■ Problem details
The answer must be every line below that holds the word "rule".

■ Data provided
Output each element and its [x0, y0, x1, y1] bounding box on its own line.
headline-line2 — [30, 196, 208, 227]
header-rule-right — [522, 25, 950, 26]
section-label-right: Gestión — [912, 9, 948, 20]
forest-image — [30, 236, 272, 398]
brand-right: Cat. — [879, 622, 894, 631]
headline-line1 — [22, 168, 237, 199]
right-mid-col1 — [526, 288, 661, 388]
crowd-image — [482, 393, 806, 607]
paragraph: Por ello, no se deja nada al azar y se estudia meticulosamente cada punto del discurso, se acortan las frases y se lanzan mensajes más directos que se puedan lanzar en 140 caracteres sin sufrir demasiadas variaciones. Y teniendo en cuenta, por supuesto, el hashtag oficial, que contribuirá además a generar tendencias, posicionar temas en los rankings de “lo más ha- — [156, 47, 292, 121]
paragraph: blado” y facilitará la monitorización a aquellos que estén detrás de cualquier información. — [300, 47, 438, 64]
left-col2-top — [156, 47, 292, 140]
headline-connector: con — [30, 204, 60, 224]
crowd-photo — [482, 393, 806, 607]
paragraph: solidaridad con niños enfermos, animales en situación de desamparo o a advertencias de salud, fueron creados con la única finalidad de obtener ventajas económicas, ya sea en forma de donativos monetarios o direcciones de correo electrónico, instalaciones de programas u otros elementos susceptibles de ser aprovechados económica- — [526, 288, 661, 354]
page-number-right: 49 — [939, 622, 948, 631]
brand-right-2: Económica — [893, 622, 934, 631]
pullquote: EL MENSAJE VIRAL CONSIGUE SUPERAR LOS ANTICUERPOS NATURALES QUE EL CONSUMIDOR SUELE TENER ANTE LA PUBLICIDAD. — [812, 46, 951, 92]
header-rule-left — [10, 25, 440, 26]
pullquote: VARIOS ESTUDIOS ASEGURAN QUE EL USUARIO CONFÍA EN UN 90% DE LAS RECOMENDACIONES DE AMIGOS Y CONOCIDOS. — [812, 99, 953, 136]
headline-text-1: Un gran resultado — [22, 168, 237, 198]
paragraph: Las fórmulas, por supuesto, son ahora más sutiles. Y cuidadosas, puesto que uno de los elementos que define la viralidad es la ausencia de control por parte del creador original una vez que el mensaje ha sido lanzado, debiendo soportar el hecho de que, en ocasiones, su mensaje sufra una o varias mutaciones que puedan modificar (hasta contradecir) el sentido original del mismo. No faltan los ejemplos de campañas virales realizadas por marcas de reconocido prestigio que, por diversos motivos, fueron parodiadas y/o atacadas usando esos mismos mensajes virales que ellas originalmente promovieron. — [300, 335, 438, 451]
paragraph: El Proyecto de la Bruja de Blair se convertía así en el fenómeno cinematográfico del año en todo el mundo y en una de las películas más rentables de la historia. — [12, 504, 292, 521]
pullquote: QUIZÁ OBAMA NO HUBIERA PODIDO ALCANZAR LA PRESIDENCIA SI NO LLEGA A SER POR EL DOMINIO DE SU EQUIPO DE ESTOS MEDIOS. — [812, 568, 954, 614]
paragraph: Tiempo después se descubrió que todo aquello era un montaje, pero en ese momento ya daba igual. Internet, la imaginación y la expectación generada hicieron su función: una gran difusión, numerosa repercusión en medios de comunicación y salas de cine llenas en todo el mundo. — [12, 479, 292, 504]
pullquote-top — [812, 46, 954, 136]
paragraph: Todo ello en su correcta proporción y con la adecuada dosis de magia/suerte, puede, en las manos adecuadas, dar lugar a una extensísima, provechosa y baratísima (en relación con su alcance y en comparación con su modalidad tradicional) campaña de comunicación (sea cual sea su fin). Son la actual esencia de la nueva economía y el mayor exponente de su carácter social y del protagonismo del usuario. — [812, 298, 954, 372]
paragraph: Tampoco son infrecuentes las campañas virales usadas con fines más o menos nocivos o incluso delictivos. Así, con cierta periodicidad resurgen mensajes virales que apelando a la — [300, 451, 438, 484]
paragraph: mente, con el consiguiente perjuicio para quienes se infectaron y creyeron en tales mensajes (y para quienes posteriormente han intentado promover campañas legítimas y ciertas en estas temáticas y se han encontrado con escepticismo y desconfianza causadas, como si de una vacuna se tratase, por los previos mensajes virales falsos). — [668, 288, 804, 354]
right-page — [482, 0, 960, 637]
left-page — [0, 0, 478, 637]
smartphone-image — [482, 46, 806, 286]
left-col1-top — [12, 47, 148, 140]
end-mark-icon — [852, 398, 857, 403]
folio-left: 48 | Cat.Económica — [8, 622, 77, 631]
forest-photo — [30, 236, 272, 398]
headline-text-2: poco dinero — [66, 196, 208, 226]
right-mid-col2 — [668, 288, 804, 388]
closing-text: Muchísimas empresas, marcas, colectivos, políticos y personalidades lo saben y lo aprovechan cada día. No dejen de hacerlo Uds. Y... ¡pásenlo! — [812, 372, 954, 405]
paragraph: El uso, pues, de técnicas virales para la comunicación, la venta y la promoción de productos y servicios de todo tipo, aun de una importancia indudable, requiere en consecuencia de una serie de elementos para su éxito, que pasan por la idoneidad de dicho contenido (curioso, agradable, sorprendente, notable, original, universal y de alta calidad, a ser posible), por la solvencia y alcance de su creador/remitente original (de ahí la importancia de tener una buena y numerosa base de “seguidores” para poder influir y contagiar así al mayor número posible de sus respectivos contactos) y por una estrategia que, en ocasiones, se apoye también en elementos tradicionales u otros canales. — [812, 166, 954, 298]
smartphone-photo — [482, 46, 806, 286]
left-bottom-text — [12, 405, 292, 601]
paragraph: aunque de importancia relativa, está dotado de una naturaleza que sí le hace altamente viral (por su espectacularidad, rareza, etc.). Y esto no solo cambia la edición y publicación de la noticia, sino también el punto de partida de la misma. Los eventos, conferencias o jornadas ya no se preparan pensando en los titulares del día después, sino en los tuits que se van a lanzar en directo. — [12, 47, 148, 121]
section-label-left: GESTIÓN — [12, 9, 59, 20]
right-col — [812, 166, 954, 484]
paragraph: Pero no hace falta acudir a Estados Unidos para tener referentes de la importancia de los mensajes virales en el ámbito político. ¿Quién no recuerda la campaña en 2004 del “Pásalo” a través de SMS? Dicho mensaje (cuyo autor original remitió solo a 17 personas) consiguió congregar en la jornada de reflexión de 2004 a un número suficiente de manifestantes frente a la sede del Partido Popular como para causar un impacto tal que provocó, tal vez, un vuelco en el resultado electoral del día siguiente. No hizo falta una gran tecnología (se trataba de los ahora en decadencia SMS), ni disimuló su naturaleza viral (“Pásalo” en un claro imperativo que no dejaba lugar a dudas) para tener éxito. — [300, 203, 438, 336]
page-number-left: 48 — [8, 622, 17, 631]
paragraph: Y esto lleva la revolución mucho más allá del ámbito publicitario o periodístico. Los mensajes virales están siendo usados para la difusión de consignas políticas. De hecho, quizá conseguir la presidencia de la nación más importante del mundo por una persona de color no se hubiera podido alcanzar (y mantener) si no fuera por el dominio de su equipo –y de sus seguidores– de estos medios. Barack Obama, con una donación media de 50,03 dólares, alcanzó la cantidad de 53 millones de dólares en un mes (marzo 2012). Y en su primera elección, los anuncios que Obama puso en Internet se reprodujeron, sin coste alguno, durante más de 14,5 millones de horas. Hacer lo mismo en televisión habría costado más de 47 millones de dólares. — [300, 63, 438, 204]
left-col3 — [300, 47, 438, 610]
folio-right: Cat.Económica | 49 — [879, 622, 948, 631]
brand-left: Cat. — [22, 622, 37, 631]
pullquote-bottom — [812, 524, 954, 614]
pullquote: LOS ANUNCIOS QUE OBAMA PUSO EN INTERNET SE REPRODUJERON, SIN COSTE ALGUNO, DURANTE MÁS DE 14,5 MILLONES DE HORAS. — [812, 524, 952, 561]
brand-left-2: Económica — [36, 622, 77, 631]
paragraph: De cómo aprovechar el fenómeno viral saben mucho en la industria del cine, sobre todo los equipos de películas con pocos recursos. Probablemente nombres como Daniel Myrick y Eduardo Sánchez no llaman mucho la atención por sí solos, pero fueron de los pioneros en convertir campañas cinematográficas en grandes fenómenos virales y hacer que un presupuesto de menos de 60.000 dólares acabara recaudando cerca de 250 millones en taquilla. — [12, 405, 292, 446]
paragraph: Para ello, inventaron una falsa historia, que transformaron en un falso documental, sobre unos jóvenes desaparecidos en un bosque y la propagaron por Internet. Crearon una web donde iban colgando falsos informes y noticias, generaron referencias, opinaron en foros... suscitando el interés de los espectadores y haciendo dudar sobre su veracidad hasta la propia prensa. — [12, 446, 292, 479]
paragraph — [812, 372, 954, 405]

■ Result of this exercise
header-rule-right — [522, 25, 950, 26]
header-rule-left — [10, 25, 440, 26]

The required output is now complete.